Given instruction.
Pull out every line containing the string "header".

Data lines.
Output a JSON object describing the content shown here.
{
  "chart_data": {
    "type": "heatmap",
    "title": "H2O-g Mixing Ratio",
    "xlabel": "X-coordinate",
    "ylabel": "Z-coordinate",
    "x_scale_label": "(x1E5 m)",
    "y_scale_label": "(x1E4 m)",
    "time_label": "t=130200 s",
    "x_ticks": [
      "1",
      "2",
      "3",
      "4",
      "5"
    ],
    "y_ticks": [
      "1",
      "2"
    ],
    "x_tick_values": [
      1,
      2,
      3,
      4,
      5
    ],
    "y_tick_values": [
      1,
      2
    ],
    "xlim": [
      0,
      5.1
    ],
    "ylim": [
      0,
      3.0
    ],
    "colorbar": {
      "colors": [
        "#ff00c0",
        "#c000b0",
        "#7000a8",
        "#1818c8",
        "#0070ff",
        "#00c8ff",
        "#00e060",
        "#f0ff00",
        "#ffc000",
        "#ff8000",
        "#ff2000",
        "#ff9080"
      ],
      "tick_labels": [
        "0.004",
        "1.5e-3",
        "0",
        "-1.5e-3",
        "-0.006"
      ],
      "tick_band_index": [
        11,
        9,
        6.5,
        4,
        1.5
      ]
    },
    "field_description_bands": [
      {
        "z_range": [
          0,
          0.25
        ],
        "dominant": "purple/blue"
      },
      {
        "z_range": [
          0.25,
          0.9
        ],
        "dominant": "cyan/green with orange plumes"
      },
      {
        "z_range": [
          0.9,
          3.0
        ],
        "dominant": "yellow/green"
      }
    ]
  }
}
* * *
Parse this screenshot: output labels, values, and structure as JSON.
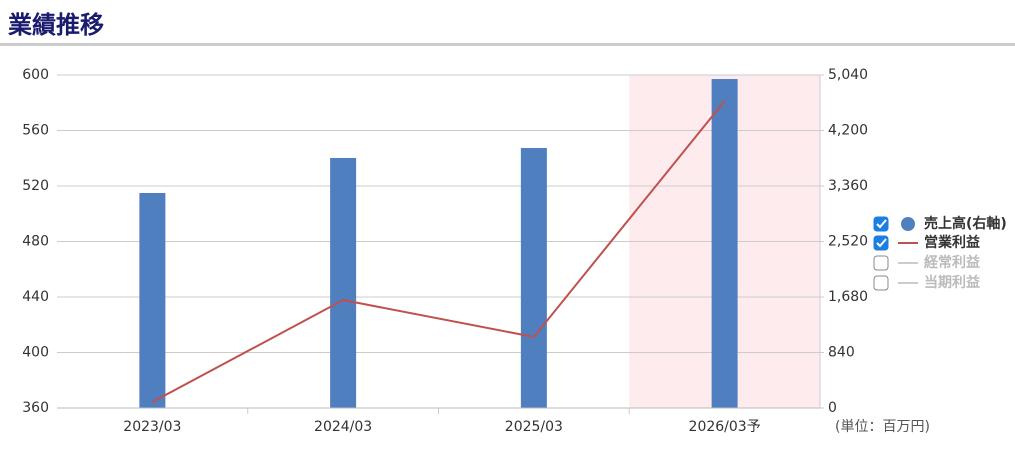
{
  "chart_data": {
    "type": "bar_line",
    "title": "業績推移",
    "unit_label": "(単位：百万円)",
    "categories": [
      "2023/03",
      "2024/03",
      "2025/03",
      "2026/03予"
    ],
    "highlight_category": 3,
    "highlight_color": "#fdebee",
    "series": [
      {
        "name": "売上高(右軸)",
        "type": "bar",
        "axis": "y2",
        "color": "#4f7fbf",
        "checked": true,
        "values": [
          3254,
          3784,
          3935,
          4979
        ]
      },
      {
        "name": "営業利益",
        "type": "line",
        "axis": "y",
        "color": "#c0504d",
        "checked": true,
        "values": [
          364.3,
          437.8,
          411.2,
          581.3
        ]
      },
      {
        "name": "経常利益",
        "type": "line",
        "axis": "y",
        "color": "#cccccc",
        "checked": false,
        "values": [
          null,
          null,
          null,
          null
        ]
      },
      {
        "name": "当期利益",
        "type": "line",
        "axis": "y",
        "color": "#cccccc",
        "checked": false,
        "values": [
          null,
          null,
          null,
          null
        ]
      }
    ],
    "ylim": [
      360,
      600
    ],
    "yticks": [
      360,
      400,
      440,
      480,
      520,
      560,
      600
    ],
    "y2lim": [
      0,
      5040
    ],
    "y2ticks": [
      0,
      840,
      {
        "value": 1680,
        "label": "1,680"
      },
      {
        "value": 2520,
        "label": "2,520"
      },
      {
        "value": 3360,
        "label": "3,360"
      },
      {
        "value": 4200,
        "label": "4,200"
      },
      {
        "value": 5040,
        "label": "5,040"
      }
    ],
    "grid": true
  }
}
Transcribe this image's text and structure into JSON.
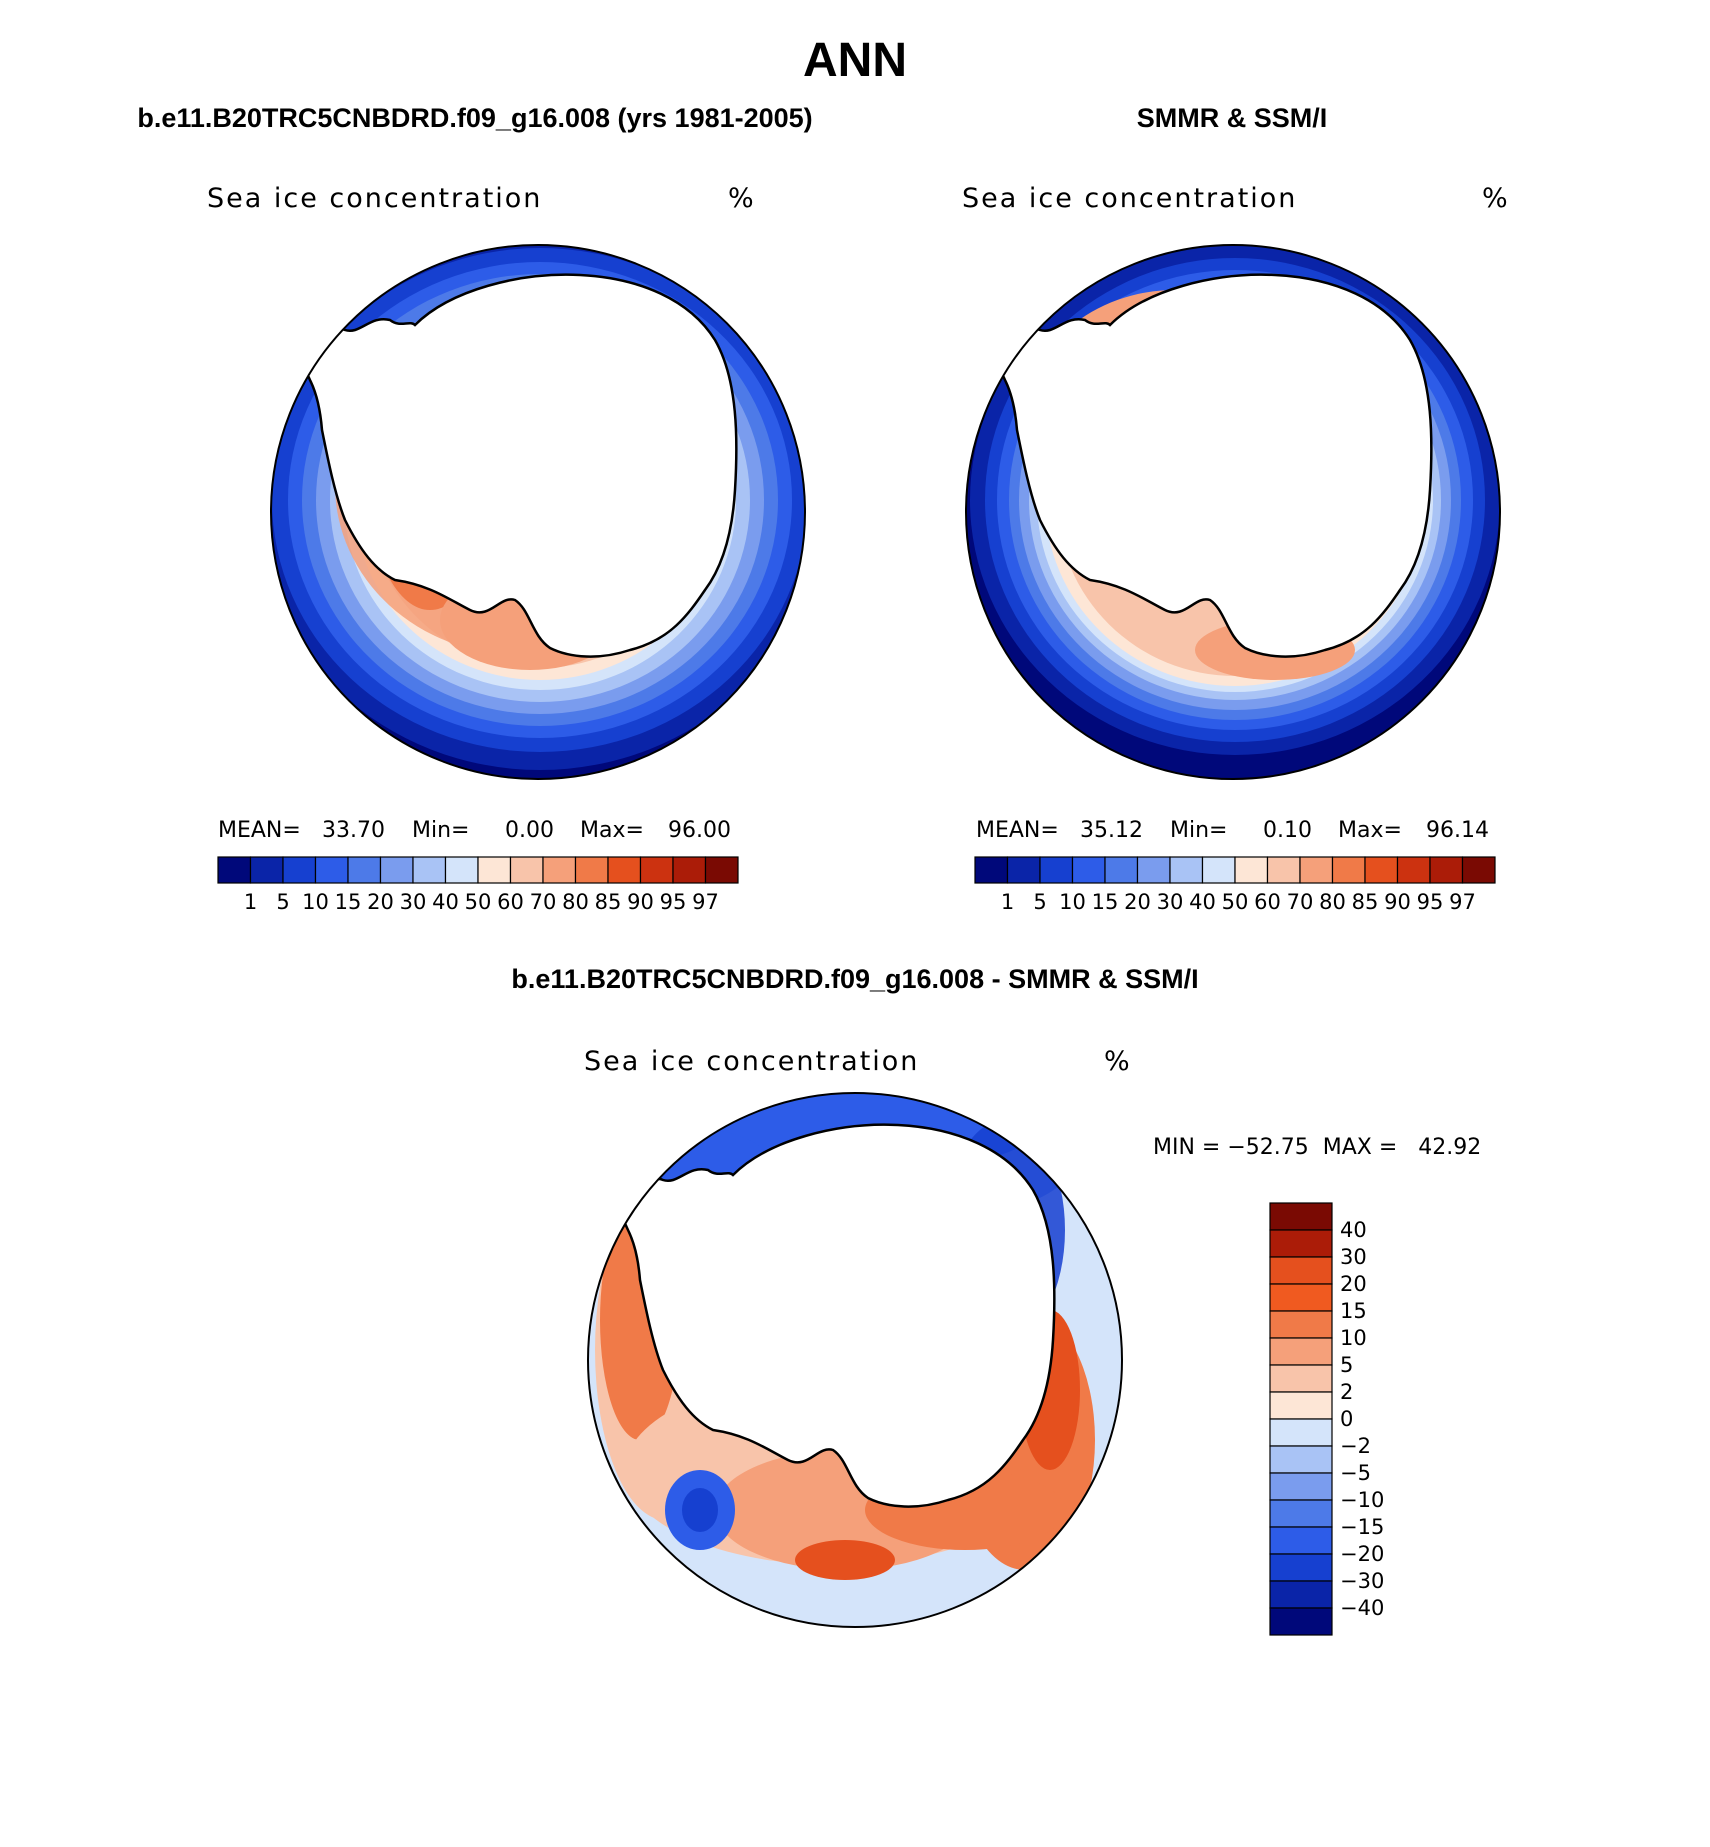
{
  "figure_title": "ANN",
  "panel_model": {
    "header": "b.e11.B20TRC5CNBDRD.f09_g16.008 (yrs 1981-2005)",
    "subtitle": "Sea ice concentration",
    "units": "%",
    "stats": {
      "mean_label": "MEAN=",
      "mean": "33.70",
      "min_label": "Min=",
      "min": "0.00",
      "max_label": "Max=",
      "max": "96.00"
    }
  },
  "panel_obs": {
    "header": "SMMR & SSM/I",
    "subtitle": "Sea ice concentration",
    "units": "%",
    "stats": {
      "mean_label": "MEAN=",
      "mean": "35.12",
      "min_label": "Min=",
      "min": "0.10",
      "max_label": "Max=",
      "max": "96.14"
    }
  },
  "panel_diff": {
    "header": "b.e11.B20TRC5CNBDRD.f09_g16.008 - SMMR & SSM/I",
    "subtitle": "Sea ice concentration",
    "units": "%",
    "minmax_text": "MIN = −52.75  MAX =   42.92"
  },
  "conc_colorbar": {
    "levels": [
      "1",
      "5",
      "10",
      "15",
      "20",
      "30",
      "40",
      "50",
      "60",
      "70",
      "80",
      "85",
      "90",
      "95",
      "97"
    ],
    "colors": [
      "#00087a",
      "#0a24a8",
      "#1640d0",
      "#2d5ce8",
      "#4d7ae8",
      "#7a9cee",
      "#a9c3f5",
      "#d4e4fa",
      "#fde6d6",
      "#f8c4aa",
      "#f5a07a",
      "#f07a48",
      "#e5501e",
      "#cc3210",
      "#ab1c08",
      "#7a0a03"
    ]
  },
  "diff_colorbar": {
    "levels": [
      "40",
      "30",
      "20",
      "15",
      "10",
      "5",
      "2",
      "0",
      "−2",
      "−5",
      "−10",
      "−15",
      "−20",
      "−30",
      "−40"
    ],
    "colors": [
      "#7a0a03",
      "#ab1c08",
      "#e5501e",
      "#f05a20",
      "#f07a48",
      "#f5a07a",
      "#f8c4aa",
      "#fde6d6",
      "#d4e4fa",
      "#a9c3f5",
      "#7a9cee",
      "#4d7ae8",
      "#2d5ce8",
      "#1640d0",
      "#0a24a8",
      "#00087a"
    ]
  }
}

Response for this exercise.
    "header": "b.e11.B20TRC5CNBDRD.f09_g16.008 (yrs 1981-2005)",
    "header": "SMMR & SSM/I",
    "header": "b.e11.B20TRC5CNBDRD.f09_g16.008 - SMMR & SSM/I",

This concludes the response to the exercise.